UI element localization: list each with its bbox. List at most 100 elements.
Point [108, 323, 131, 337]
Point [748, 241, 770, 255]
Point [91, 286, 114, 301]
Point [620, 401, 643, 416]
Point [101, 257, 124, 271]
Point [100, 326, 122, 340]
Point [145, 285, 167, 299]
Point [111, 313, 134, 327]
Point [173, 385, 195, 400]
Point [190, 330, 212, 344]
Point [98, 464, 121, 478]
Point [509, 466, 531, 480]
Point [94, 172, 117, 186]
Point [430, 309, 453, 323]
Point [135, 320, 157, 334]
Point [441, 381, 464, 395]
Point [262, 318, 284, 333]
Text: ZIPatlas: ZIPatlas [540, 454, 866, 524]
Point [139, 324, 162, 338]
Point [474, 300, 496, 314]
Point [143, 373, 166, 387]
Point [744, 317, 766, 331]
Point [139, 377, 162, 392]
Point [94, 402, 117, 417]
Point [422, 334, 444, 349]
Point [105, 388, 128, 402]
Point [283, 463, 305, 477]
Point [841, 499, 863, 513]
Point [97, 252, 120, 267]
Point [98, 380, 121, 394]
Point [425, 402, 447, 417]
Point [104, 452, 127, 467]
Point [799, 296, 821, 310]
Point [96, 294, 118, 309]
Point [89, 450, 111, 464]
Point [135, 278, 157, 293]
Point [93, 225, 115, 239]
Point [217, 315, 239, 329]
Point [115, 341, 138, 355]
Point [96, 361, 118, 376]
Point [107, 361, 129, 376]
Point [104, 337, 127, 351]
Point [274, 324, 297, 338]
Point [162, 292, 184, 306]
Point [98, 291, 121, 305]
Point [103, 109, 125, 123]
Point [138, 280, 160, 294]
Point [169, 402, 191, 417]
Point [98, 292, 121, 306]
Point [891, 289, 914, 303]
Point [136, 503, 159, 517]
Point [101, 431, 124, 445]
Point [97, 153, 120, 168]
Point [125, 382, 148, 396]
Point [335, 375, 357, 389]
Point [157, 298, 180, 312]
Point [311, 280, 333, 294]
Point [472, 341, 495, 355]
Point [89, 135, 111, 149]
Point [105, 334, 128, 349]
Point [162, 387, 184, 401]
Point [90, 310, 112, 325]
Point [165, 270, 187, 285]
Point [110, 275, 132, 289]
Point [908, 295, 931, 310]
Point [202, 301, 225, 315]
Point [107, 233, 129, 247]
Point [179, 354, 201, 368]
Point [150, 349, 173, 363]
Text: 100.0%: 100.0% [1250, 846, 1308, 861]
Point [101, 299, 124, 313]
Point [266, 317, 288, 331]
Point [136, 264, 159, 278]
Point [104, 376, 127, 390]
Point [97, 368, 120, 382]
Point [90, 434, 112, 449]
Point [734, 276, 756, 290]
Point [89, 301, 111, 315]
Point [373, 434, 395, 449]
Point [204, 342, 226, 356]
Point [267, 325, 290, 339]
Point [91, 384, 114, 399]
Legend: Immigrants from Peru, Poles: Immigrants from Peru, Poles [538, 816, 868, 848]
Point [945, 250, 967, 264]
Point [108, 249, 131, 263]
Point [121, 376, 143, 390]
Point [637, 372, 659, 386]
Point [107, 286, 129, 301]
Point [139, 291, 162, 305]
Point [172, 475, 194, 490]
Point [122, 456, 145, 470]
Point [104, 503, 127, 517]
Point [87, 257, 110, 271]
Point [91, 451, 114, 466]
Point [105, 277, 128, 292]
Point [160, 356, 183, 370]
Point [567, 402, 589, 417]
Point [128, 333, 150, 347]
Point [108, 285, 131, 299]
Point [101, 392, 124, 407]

══════════════════════════════

WHAT IS EXPECTED ▸
Gather every line of the records above that contains the string "Text", and copy each such line in full.

OUTPUT FOR THIS EXERCISE ▸
Text: ZIPatlas: ZIPatlas [540, 454, 866, 524]
Text: 100.0%: 100.0% [1250, 846, 1308, 861]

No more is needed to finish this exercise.